--- start of RAW RECORDS ---
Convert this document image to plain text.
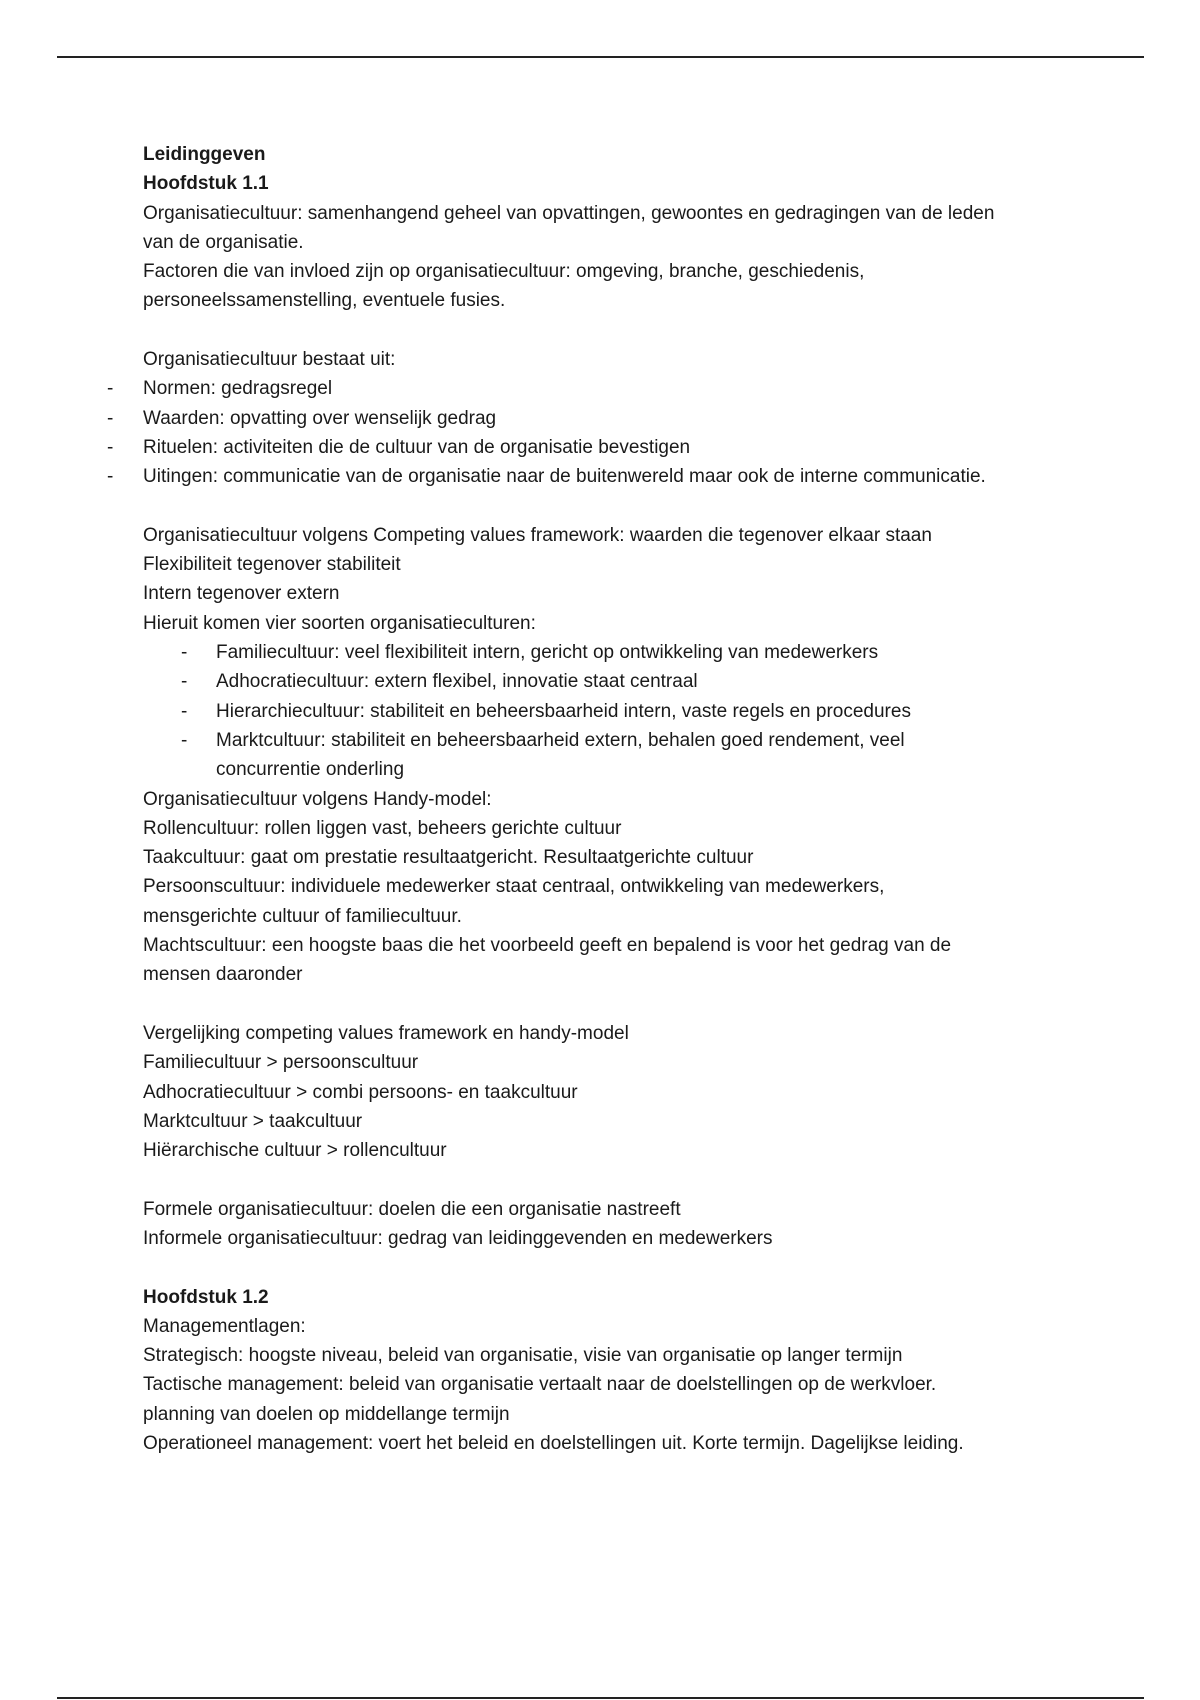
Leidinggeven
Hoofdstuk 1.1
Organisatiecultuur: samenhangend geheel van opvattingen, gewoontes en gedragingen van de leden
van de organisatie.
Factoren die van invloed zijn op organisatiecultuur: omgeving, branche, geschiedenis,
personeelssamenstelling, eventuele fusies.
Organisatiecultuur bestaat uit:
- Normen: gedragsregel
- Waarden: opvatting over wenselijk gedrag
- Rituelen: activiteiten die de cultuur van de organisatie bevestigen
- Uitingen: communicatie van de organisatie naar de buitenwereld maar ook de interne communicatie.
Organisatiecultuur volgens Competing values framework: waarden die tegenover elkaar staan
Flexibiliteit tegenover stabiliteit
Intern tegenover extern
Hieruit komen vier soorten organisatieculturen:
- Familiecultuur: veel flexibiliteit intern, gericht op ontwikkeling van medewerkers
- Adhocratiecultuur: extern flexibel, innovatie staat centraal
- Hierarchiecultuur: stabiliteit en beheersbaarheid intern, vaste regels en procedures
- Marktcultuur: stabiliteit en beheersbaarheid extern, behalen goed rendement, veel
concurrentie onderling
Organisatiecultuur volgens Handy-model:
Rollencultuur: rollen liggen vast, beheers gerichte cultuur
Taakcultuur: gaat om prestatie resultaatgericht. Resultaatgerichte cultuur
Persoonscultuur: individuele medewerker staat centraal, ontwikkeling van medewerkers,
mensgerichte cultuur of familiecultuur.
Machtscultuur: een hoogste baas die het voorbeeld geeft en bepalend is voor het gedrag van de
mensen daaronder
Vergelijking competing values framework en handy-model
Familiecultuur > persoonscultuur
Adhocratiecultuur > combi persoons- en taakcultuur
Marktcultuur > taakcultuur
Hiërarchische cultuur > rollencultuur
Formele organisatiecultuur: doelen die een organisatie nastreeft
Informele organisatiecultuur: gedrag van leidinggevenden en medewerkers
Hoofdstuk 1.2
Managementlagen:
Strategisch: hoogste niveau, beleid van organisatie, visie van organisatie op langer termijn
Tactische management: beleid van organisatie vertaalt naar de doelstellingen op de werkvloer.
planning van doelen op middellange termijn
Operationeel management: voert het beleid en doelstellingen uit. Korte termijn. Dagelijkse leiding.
--- end of RAW RECORDS ---
--- start of RAW RECORDS ---
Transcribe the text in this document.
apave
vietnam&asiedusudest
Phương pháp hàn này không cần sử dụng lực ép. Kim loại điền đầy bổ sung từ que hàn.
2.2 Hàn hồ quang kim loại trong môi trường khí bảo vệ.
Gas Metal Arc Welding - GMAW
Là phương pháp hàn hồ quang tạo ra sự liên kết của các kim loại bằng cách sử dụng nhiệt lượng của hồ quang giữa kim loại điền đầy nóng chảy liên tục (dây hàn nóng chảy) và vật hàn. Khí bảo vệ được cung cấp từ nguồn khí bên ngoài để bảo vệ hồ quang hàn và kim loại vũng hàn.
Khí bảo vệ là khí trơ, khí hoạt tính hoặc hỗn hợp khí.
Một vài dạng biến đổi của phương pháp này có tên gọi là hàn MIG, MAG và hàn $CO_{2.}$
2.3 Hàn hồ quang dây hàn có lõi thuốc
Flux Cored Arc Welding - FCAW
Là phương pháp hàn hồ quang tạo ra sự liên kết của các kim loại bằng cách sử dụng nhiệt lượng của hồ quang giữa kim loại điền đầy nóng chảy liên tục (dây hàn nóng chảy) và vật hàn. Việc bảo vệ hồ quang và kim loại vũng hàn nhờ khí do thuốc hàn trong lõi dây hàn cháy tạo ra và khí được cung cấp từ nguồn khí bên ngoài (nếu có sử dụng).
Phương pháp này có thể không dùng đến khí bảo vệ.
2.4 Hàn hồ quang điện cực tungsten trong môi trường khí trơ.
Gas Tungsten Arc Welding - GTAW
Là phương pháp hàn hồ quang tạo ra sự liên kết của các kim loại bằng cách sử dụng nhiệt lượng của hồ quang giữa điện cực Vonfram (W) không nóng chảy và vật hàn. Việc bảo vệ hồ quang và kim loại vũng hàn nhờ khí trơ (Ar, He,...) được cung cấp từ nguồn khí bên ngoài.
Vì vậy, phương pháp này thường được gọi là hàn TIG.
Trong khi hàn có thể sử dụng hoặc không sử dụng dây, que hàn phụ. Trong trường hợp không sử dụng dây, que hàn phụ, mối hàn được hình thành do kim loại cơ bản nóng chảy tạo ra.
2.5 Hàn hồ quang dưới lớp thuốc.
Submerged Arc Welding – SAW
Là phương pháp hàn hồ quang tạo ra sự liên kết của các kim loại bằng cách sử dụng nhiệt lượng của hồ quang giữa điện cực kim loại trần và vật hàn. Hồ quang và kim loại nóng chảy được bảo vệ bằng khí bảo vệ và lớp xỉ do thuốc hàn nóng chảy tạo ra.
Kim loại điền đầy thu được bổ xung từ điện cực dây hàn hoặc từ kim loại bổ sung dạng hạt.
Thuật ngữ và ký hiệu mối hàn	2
--- end of RAW RECORDS ---
> _GIVEN REQUEST_: Filter the records, keeping only lines that contain "không", and show those lines.

> _ANSWER FOR THIS EXERCISE_:
Phương pháp hàn này không cần sử dụng lực ép. Kim loại điền đầy bổ sung từ que hàn.
Phương pháp này có thể không dùng đến khí bảo vệ.
Là phương pháp hàn hồ quang tạo ra sự liên kết của các kim loại bằng cách sử dụng nhiệt lượng của hồ quang giữa điện cực Vonfram (W) không nóng chảy và vật hàn. Việc bảo vệ hồ quang và kim loại vũng hàn nhờ khí trơ (Ar, He,...) được cung cấp từ nguồn khí bên ngoài.
Trong khi hàn có thể sử dụng hoặc không sử dụng dây, que hàn phụ. Trong trường hợp không sử dụng dây, que hàn phụ, mối hàn được hình thành do kim loại cơ bản nóng chảy tạo ra.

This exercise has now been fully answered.